- Text block -
-=-=-=-=-

5 Marks Questions

Question 15 Marks

The table given below shows the distances, in kilometres, between four villages of a state. To find the distance between two villages, locate the square where the row for one village and the column for the other village intersect.

$a.$ Compare the distance between Himgaon and Rawalpur to Sonapur and Ramgarh?
$b.$ If you drove from Himgaon to Sonapur and then from Sonapur to Rawalpur, how far would you drive?

-=-=-=-=-

- Rows -

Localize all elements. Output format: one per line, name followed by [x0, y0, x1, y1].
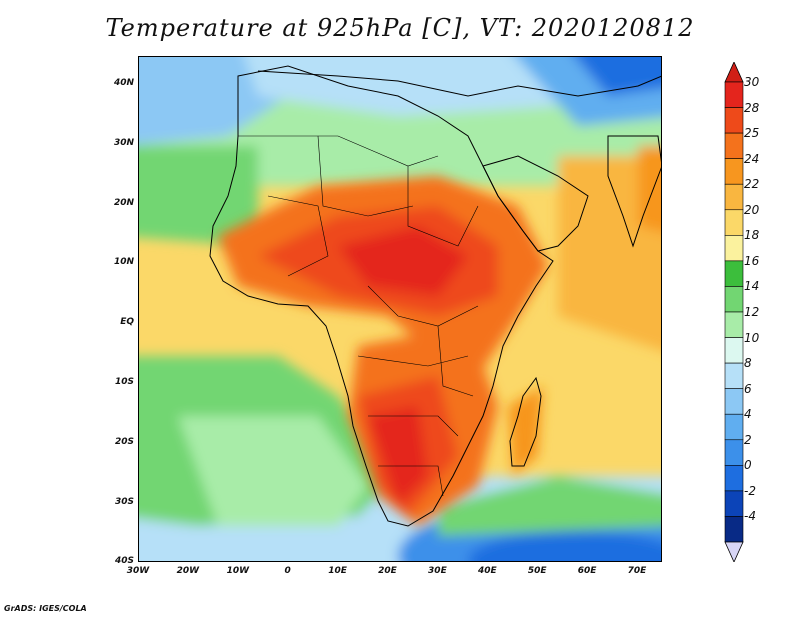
lon-tick-label: 30E — [428, 566, 447, 576]
map-canvas — [138, 56, 662, 562]
colorbar-tick-label: 30 — [744, 75, 760, 89]
lat-tick-label: 20S — [114, 436, 134, 447]
colorbar-tick-label: 6 — [744, 381, 752, 396]
south-ocean-coldest — [468, 531, 662, 562]
border-line — [367, 285, 479, 327]
colorbar-segment — [724, 260, 744, 287]
colorbar-tick-label: -4 — [744, 509, 756, 524]
colorbar-tick-label: 24 — [744, 151, 760, 166]
border-line — [357, 355, 469, 367]
lon-tick-label: 60E — [577, 566, 597, 576]
lon-tick-label: 20W — [176, 566, 200, 576]
central-asia-coldest — [574, 56, 662, 96]
lon-tick-label: 70E — [627, 566, 647, 576]
colorbar-tick-label: 2 — [744, 432, 752, 447]
india-coastline — [607, 135, 662, 248]
lat-tick-label: 10S — [114, 377, 134, 387]
west-atlantic-green — [138, 146, 258, 246]
colorbar-segment — [724, 465, 744, 492]
colorbar-tick-label: 14 — [744, 279, 760, 294]
north-atlantic-cool — [138, 56, 288, 145]
colorbar-segment — [724, 362, 744, 389]
lon-tick-label: 30W — [126, 566, 150, 576]
colorbar-segment — [724, 286, 744, 313]
colorbar-tick-label: 0 — [744, 458, 752, 473]
lon-tick-label: 50E — [527, 566, 547, 576]
colorbar-tick-label: 12 — [744, 305, 760, 319]
colorbar-segment — [724, 158, 744, 185]
central-africa-hottest — [338, 226, 468, 296]
colorbar-segment — [724, 183, 744, 211]
colorbar-tick-label: 10 — [744, 330, 760, 345]
colorbar-tick-label: 22 — [744, 177, 760, 192]
colorbar-tick-label: 4 — [744, 407, 752, 422]
colorbar-tick-label: -2 — [744, 483, 756, 498]
map-frame — [138, 56, 662, 562]
colorbar-tick-label: 16 — [744, 253, 760, 268]
colorbar-segment — [724, 132, 744, 159]
colorbar-segment — [724, 209, 744, 236]
south-atlantic-lightgreen — [178, 416, 368, 526]
lat-tick-label: 40S — [114, 556, 134, 567]
colorbar — [724, 62, 744, 562]
lat-tick-label: 20N — [113, 197, 134, 208]
border-line — [238, 135, 439, 167]
arabian-sea-warm — [558, 156, 662, 351]
colorbar-segment — [724, 235, 744, 262]
colorbar-top-arrow — [724, 62, 744, 83]
colorbar-segment — [724, 490, 744, 517]
temperature-map — [138, 56, 662, 562]
colorbar-tick-label: 8 — [744, 356, 752, 371]
lat-tick-label: 40N — [113, 78, 134, 88]
colorbar-segment — [724, 413, 744, 441]
madagascar-coastline — [509, 376, 542, 467]
map-title: Temperature at 925hPa [C], VT: 202012081… — [105, 14, 695, 42]
colorbar-segment — [724, 311, 744, 338]
madagascar-warm — [508, 386, 543, 476]
lat-tick-label: 10N — [113, 257, 134, 268]
arabia-coastline — [482, 155, 589, 252]
colorbar-segment — [724, 388, 744, 415]
colorbar-segment — [724, 516, 744, 543]
lon-tick-label: 20E — [378, 566, 397, 576]
border-line — [407, 166, 479, 247]
coastlines — [209, 65, 662, 527]
lon-tick-label: 10E — [328, 566, 347, 576]
mediterranean-cool — [244, 56, 558, 116]
credit-text: GrADS: IGES/COLA — [4, 604, 87, 613]
lat-tick-label: EQ — [120, 317, 134, 328]
border-line — [368, 415, 459, 437]
south-indian-green — [438, 476, 662, 536]
colorbar-tick-label: 20 — [744, 202, 760, 217]
lat-tick-label: 30S — [114, 496, 134, 507]
europe-coastline — [257, 70, 662, 97]
lat-tick-label: 30N — [113, 137, 134, 148]
colorbar-tick-label: 25 — [744, 126, 760, 141]
colorbar-bottom-arrow — [724, 541, 744, 562]
border-line — [437, 325, 474, 397]
country-borders — [238, 135, 479, 497]
india-warm — [638, 146, 662, 232]
colorbar-segment — [724, 81, 744, 108]
lon-tick-label: 10W — [226, 566, 250, 576]
border-line — [378, 465, 444, 497]
lon-tick-label: 0 — [284, 566, 291, 576]
colorbar-tick-label: 28 — [744, 100, 760, 115]
border-line — [317, 135, 414, 217]
colorbar-segment — [724, 439, 744, 466]
colorbar-segment — [724, 107, 744, 134]
border-line — [267, 195, 329, 277]
kalahari-hottest — [368, 406, 428, 506]
lon-tick-label: 40E — [477, 566, 497, 576]
colorbar-segment — [724, 337, 744, 364]
colorbar-tick-label: 18 — [744, 228, 760, 243]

-=-=-=-=-

- Exercise task 1 -
Answer these questions about the village distance worksheet:
(a) How many villages does the table cover?
(b) In what unit are the distances given?
(c) In part b, which village is the stop on the drive from Himgaon to Rawalpur?
- Exercise task 2 -
Please copy the lines of the records verbatim, from the line with "lon-tick-label: 30E — [428, 566, 447, 576]" to the line with "colorbar-tick-label: -4 —".

- Task answer 1 -
(a) Four.
(b) Kilometers.
(c) Sonapur.

- Task answer 2 -
lon-tick-label: 30E — [428, 566, 447, 576]
map-canvas — [138, 56, 662, 562]
colorbar-tick-label: 30 — [744, 75, 760, 89]
lat-tick-label: 20S — [114, 436, 134, 447]
colorbar-tick-label: 6 — [744, 381, 752, 396]
south-ocean-coldest — [468, 531, 662, 562]
border-line — [367, 285, 479, 327]
colorbar-segment — [724, 260, 744, 287]
colorbar-tick-label: -4 — [744, 509, 756, 524]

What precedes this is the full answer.